[EXCERPT TO READ]

:::

As such, interest turned to more selective agents that specifically target the S1P1 receptor, including the recently approved Mayzent. Other experimental treatments under development include ponesimod, ceralifimod, GSK2018682, and amiselimod (MT-1303), as well as ozanimod.
“Ozanimod is … similar to fingolimod [Gilenya] and also siponimod [Mayzent],” Cohen said. “So the expectation was that, like fingolimod, it would be effective in relapsing MS.
“But because it’s somewhat more selective for the receptors with which it interacts, this would reduce some of the safety issues that have been seen with fingolimod,” he said. “And in fact, the RADIANCE and SUNBEAM Phase 3 studies did support that.”
Gilenya is used “as a first-line agent, particularly in the U.S.,” Cohen added, “so we would expect that ozanimod would also have that indication.”
Referring to RADIANCE and SUNBEAM trial results, Cohen also emphasized ozanimod’s favorable safety profile.
“The main side effects that we’re seeing are very minor nasal pharyngitis, headache, side effects such as that,” he said. “The receptor selectivity and also the titration regimen at the initiation of therapy largely avoids the cardiac side effects, which are the big worry with other S1P modulators, so we think that’s a big advantage.”
Ozanimod is administered in a titration regimen to minimize potential side effects (like a slowed heart rate) at the start of treatment. Titration refers to starting with a lower dose that gradually increases until the full dose is reached. In this way, and different from Gilenya, an observation or monitoring period after the first dose can be avoided with ozanimod, except in very special cases.
“Also, one of the other issues with some of the other S1P inhibitors is liver side effects, and those were also largely avoided [in ozanimod’s case],” Cohen said. “I think both of those are very key advantages.”
Another is the fact it is an oral, once a day therapy. That’s “a big advantage; it’s convenient,” the neurologist noted. “Patients tend to prefer pills over injections.”

:::

[RECORDED INFORMATION]
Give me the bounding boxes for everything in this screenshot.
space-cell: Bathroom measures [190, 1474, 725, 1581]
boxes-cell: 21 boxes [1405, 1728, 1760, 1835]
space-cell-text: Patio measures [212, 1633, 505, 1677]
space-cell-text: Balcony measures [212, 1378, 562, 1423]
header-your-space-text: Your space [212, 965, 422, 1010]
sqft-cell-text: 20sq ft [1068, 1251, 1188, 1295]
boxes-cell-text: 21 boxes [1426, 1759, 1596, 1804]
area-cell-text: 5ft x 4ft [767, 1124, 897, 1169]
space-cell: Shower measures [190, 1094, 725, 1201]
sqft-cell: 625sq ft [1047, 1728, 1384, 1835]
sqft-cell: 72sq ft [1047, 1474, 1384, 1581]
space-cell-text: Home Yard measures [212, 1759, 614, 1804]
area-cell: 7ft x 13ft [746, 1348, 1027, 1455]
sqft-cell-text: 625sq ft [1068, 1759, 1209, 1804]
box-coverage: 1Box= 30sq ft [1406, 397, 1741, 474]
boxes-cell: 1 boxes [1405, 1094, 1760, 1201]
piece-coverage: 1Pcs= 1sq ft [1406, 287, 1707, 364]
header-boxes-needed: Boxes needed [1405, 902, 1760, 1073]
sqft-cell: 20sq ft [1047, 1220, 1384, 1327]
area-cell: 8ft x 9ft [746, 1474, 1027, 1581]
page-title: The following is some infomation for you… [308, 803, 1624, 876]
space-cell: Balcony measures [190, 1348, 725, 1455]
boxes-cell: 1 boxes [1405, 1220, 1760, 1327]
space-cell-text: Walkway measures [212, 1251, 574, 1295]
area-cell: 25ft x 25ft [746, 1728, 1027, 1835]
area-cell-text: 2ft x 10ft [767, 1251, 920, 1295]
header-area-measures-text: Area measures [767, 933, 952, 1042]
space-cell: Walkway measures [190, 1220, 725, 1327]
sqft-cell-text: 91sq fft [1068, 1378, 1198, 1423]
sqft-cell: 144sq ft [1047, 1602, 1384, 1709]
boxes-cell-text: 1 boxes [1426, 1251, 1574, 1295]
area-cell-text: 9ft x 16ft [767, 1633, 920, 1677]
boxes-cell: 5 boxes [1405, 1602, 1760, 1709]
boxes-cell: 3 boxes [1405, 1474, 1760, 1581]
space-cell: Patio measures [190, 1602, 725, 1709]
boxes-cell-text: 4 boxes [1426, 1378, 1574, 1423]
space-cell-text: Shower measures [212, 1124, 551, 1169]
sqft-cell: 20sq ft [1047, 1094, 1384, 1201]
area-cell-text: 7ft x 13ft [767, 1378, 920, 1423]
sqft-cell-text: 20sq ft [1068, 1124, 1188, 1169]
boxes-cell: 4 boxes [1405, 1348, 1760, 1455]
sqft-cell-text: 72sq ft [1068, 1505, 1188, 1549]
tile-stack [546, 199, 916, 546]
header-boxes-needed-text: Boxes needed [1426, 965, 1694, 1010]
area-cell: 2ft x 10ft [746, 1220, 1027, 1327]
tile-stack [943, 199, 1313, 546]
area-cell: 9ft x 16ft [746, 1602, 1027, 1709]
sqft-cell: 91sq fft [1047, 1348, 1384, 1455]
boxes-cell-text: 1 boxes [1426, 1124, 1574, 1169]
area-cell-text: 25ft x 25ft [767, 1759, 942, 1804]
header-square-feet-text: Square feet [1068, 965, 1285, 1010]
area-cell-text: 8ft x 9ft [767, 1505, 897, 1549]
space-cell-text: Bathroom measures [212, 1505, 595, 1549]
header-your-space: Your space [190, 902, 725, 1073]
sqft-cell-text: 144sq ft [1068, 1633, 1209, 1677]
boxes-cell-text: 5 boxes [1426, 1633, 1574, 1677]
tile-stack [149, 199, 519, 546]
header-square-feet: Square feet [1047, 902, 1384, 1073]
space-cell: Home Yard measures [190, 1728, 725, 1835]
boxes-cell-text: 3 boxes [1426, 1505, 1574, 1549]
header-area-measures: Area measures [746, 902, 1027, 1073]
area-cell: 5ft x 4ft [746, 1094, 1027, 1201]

:::

[EXERCISE] Extend the passage on ozanimod as a treatment for relapsing MS, starting after its final sentence. The items were drawn from a separate source.

[REPLY]
Furthermore, ozanimod has a short-half life in the body, enabling a rapid lymphocyte recovery after stopping the treatment. Its high volume of distribution and delayed absorption also results in a low systemic exposure, meaning a low availability in the bloodstream, which reduces potential first-dose effects on heart rate.
A Phase 3 open-label extension study (NCT02576717) is now underway evaluating ozanimod’s safety and efficacy in patients who took part in the RADIANCE and SUNBEAM trials. This extension study is only testing ozanimod at a 1 mg dose, a decision Cohen supported.
“The 1 mg dose had better efficacy and comparable safety and tolerability” in those trials, he said. “There’s some discussion about whether to also offer the lower dose [0.5 mg] for selected patients who might benefit from a lower dose, but probably the main dose will be 1 mg, because it has a better balance of efficacy and safety.”
Ozanimod is currently under review to treat relapsing MS — including RRMS and active secondary progressive MS (SPMS) — by the U.S. Food and Drug Administration (FDA) and the European Medicines Agency (EMA). A decision is expected on or before March 25, 2020, in the U.S., and on or before the close of June 2020 in the E.U.
Cohen anticipates that, if approved, ozanimod would be “a very widely used drug in relapsing MS,” its main target population, “including patients initiating their first therapy — so a first-line therapy — or for patients who have been on other therapies and need to switch therapies because of incomplete efficacy or side effects.”
As to ozanimod’s use by SPMS patients, the neurologist believes that for “those who are still having relapses, [ozanimod] also would be appropriate.”
Gilenya’s use was expanded to children and adolescents with relapsing MS (starting at age 10) by the FDA in 2018. Might ozanimod, if approved, also be considered for testing in pediatric MS?
“I know that’s been discussed, but I don’t know what the decision has been,” Cohen said. “The hope would be that a full randomized trial with clinical endpoints would not be necessary. But I think that’s still under discussion.”